**EXERCISE BRIEF:**
Copy each of the following entries verbatim, line by line.

─── DATA LINES

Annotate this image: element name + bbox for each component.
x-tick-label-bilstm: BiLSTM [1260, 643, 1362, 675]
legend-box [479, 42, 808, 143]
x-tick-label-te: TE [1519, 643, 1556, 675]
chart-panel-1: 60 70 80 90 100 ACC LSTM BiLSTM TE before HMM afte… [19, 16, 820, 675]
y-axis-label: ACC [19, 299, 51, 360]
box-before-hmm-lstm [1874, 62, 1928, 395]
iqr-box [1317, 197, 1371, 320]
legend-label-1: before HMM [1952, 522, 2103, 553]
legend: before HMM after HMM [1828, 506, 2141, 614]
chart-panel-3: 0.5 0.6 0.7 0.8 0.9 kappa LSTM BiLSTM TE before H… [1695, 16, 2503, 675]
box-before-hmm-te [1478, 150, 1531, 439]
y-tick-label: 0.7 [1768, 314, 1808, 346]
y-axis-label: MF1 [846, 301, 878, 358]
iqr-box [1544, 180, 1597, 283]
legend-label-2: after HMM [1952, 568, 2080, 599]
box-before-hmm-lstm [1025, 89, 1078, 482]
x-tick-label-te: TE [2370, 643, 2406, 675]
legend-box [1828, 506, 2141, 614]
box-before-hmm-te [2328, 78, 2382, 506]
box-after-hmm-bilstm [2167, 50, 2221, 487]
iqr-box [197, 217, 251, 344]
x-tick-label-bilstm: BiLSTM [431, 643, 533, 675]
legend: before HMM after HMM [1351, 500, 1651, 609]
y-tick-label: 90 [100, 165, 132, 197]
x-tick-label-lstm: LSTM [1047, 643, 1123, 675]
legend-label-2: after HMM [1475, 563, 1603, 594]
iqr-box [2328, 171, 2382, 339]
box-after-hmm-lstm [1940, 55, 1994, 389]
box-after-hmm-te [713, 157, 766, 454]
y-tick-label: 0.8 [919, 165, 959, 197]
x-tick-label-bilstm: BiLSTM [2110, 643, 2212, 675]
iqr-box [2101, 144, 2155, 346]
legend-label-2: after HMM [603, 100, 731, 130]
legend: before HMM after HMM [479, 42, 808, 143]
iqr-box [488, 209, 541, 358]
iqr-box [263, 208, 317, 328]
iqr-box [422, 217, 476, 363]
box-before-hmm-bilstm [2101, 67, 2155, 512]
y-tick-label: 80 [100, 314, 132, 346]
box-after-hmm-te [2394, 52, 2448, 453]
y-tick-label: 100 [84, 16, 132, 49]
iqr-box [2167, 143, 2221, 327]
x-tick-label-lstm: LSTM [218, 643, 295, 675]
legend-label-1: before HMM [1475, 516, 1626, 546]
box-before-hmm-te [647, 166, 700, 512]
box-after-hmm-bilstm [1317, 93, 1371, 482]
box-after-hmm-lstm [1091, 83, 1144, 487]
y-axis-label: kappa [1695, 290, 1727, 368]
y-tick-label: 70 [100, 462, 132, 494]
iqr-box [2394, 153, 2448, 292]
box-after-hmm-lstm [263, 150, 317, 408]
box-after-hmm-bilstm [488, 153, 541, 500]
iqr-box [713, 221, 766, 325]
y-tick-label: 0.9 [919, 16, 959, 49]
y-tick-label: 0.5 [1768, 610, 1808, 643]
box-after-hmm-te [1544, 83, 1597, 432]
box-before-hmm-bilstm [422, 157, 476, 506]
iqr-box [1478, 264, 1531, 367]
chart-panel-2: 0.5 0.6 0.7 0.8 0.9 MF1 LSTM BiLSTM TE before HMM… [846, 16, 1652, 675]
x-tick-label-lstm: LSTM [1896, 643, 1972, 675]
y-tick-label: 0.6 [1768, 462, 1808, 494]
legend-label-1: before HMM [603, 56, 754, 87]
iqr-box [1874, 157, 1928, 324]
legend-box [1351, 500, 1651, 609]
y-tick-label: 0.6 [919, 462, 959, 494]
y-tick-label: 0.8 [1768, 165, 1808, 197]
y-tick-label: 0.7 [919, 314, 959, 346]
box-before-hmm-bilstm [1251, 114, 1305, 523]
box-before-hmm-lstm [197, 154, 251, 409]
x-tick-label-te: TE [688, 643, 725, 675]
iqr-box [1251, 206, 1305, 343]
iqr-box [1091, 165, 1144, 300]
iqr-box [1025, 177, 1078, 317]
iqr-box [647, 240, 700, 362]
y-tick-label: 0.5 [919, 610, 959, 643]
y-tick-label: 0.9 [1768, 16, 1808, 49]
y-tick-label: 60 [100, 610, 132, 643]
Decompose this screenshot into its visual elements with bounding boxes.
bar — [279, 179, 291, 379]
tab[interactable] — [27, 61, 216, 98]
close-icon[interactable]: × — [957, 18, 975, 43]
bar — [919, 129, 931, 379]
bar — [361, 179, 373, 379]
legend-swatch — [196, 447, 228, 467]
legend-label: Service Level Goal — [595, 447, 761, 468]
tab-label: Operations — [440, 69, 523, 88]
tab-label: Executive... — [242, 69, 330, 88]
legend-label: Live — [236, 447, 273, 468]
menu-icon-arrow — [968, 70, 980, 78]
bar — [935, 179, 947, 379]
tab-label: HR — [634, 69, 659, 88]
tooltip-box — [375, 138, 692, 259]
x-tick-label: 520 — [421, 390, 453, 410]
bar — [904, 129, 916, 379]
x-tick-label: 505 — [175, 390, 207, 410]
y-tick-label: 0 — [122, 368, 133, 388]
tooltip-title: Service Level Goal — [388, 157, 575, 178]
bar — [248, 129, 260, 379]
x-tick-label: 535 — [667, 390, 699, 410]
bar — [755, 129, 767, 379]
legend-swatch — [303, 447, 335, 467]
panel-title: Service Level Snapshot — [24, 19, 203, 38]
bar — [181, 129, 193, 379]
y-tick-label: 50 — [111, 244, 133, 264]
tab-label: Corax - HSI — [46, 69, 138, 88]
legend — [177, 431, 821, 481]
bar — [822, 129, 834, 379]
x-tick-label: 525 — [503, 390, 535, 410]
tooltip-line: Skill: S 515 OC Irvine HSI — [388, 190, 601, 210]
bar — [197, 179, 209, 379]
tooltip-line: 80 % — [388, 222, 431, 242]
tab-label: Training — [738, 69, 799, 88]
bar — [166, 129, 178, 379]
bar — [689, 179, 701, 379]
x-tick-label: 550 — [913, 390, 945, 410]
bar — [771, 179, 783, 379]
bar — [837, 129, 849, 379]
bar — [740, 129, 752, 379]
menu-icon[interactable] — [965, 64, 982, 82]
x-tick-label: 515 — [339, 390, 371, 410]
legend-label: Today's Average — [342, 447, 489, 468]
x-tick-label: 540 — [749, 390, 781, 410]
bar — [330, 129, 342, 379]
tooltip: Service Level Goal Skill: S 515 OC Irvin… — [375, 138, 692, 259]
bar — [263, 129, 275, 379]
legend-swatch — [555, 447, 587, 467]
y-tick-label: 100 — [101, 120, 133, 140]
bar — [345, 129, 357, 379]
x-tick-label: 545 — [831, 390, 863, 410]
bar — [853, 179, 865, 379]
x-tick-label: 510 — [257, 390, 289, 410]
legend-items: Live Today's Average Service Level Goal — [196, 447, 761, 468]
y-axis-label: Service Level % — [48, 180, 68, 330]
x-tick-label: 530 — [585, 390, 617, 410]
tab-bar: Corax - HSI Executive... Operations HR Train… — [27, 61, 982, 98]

──────

**TASK SOLUTION:**
Annotate this image: element name + bbox for each component.
x-tick-label-bilstm: BiLSTM [1260, 643, 1362, 675]
legend-box [479, 42, 808, 143]
x-tick-label-te: TE [1519, 643, 1556, 675]
chart-panel-1: 60 70 80 90 100 ACC LSTM BiLSTM TE before HMM afte… [19, 16, 820, 675]
y-axis-label: ACC [19, 299, 51, 360]
box-before-hmm-lstm [1874, 62, 1928, 395]
iqr-box [1317, 197, 1371, 320]
legend-label-1: before HMM [1952, 522, 2103, 553]
legend: before HMM after HMM [1828, 506, 2141, 614]
chart-panel-3: 0.5 0.6 0.7 0.8 0.9 kappa LSTM BiLSTM TE before H… [1695, 16, 2503, 675]
box-before-hmm-te [1478, 150, 1531, 439]
y-tick-label: 0.7 [1768, 314, 1808, 346]
y-axis-label: MF1 [846, 301, 878, 358]
iqr-box [1544, 180, 1597, 283]
legend-label-2: after HMM [1952, 568, 2080, 599]
box-before-hmm-lstm [1025, 89, 1078, 482]
x-tick-label-te: TE [2370, 643, 2406, 675]
legend-box [1828, 506, 2141, 614]
box-before-hmm-te [2328, 78, 2382, 506]
box-after-hmm-bilstm [2167, 50, 2221, 487]
iqr-box [197, 217, 251, 344]
x-tick-label-bilstm: BiLSTM [431, 643, 533, 675]
legend: before HMM after HMM [1351, 500, 1651, 609]
y-tick-label: 90 [100, 165, 132, 197]
x-tick-label-lstm: LSTM [1047, 643, 1123, 675]
legend-label-2: after HMM [1475, 563, 1603, 594]
iqr-box [2328, 171, 2382, 339]
box-after-hmm-lstm [1940, 55, 1994, 389]
box-after-hmm-te [713, 157, 766, 454]
y-tick-label: 0.8 [919, 165, 959, 197]
x-tick-label-bilstm: BiLSTM [2110, 643, 2212, 675]
iqr-box [2101, 144, 2155, 346]
legend-label-2: after HMM [603, 100, 731, 130]
legend: before HMM after HMM [479, 42, 808, 143]
iqr-box [488, 209, 541, 358]
iqr-box [263, 208, 317, 328]
iqr-box [422, 217, 476, 363]
box-before-hmm-bilstm [2101, 67, 2155, 512]
y-tick-label: 80 [100, 314, 132, 346]
box-after-hmm-te [2394, 52, 2448, 453]
y-tick-label: 100 [84, 16, 132, 49]
iqr-box [2167, 143, 2221, 327]
x-tick-label-lstm: LSTM [218, 643, 295, 675]
legend-label-1: before HMM [1475, 516, 1626, 546]
box-before-hmm-te [647, 166, 700, 512]
box-after-hmm-bilstm [1317, 93, 1371, 482]
box-after-hmm-lstm [1091, 83, 1144, 487]
y-axis-label: kappa [1695, 290, 1727, 368]
y-tick-label: 70 [100, 462, 132, 494]
iqr-box [2394, 153, 2448, 292]
box-after-hmm-lstm [263, 150, 317, 408]
box-after-hmm-bilstm [488, 153, 541, 500]
iqr-box [713, 221, 766, 325]
y-tick-label: 0.9 [919, 16, 959, 49]
y-tick-label: 0.5 [1768, 610, 1808, 643]
box-after-hmm-te [1544, 83, 1597, 432]
box-before-hmm-bilstm [422, 157, 476, 506]
iqr-box [1478, 264, 1531, 367]
chart-panel-2: 0.5 0.6 0.7 0.8 0.9 MF1 LSTM BiLSTM TE before HMM… [846, 16, 1652, 675]
x-tick-label-lstm: LSTM [1896, 643, 1972, 675]
y-tick-label: 0.6 [1768, 462, 1808, 494]
legend-label-1: before HMM [603, 56, 754, 87]
iqr-box [1874, 157, 1928, 324]
legend-box [1351, 500, 1651, 609]
y-tick-label: 0.6 [919, 462, 959, 494]
y-tick-label: 0.8 [1768, 165, 1808, 197]
y-tick-label: 0.7 [919, 314, 959, 346]
box-before-hmm-bilstm [1251, 114, 1305, 523]
box-before-hmm-lstm [197, 154, 251, 409]
x-tick-label-te: TE [688, 643, 725, 675]
iqr-box [1251, 206, 1305, 343]
iqr-box [1091, 165, 1144, 300]
iqr-box [1025, 177, 1078, 317]
iqr-box [647, 240, 700, 362]
y-tick-label: 0.5 [919, 610, 959, 643]
y-tick-label: 0.9 [1768, 16, 1808, 49]
y-tick-label: 60 [100, 610, 132, 643]
Decompose this screenshot into its visual elements with bounding boxes.
bar — [279, 179, 291, 379]
tab[interactable] — [27, 61, 216, 98]
close-icon[interactable]: × — [957, 18, 975, 43]
bar — [919, 129, 931, 379]
bar — [361, 179, 373, 379]
legend-swatch — [196, 447, 228, 467]
legend-label: Service Level Goal — [595, 447, 761, 468]
tab-label: Operations — [440, 69, 523, 88]
tab-label: Executive... — [242, 69, 330, 88]
legend-label: Live — [236, 447, 273, 468]
menu-icon-arrow — [968, 70, 980, 78]
bar — [935, 179, 947, 379]
tab-label: HR — [634, 69, 659, 88]
tooltip-box — [375, 138, 692, 259]
x-tick-label: 520 — [421, 390, 453, 410]
bar — [904, 129, 916, 379]
x-tick-label: 505 — [175, 390, 207, 410]
y-tick-label: 0 — [122, 368, 133, 388]
tooltip-title: Service Level Goal — [388, 157, 575, 178]
bar — [248, 129, 260, 379]
x-tick-label: 535 — [667, 390, 699, 410]
bar — [755, 129, 767, 379]
legend-swatch — [303, 447, 335, 467]
panel-title: Service Level Snapshot — [24, 19, 203, 38]
bar — [181, 129, 193, 379]
y-tick-label: 50 — [111, 244, 133, 264]
tab-label: Corax - HSI — [46, 69, 138, 88]
legend — [177, 431, 821, 481]
bar — [822, 129, 834, 379]
x-tick-label: 525 — [503, 390, 535, 410]
tooltip-line: Skill: S 515 OC Irvine HSI — [388, 190, 601, 210]
bar — [197, 179, 209, 379]
tooltip-line: 80 % — [388, 222, 431, 242]
tab-label: Training — [738, 69, 799, 88]
bar — [166, 129, 178, 379]
bar — [689, 179, 701, 379]
x-tick-label: 550 — [913, 390, 945, 410]
bar — [771, 179, 783, 379]
bar — [837, 129, 849, 379]
bar — [740, 129, 752, 379]
menu-icon[interactable] — [965, 64, 982, 82]
x-tick-label: 515 — [339, 390, 371, 410]
legend-label: Today's Average — [342, 447, 489, 468]
x-tick-label: 540 — [749, 390, 781, 410]
bar — [330, 129, 342, 379]
tooltip: Service Level Goal Skill: S 515 OC Irvin… — [375, 138, 692, 259]
bar — [263, 129, 275, 379]
legend-swatch — [555, 447, 587, 467]
y-tick-label: 100 — [101, 120, 133, 140]
bar — [345, 129, 357, 379]
x-tick-label: 545 — [831, 390, 863, 410]
bar — [853, 179, 865, 379]
x-tick-label: 510 — [257, 390, 289, 410]
legend-items: Live Today's Average Service Level Goal — [196, 447, 761, 468]
y-axis-label: Service Level % — [48, 180, 68, 330]
x-tick-label: 530 — [585, 390, 617, 410]
tab-bar: Corax - HSI Executive... Operations HR Train… — [27, 61, 982, 98]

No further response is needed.